» Written problem: Report back each line of the records that contains the string "населения".

(Records excerpted from a collection)
------------------------------------------------------------

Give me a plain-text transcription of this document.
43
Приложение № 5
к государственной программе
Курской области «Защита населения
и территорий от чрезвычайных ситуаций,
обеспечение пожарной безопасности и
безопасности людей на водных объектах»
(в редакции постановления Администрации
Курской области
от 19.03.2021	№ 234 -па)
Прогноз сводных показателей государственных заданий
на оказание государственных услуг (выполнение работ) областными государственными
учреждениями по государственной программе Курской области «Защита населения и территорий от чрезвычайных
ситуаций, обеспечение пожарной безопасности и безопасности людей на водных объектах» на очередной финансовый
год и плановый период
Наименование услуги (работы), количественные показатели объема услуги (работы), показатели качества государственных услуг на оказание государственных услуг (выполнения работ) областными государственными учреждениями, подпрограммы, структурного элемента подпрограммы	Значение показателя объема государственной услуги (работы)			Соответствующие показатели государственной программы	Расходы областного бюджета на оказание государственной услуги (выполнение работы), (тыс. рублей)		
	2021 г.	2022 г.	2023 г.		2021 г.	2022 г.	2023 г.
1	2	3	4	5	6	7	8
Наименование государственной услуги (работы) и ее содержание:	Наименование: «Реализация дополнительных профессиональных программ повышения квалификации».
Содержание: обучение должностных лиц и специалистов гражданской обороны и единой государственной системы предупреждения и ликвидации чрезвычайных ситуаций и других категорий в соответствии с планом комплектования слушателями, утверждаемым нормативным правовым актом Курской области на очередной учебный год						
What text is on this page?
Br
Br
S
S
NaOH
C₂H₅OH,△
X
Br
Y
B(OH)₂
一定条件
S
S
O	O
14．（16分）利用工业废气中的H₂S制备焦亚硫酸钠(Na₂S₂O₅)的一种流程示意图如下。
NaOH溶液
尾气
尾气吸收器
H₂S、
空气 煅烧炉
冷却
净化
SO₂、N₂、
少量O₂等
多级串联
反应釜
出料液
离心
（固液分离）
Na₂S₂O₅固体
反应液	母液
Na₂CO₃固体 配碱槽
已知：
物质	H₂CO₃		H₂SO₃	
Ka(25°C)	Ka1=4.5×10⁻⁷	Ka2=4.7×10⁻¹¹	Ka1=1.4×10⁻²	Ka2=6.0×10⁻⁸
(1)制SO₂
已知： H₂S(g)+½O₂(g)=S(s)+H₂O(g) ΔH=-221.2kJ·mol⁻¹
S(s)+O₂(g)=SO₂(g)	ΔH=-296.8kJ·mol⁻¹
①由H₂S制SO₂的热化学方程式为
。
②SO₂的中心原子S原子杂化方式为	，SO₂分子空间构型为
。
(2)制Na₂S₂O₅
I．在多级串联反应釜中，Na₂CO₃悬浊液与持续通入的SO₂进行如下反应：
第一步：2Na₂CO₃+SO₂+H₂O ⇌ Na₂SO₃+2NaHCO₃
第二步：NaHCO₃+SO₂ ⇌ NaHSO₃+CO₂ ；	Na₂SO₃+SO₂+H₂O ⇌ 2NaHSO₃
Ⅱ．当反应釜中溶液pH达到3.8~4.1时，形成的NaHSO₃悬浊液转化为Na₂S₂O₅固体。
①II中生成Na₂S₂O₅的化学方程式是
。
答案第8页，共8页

------------------------------------------------------------

» Answer to the problem:
Курской области «Защита населения
учреждениями по государственной программе Курской области «Защита населения и территорий от чрезвычайных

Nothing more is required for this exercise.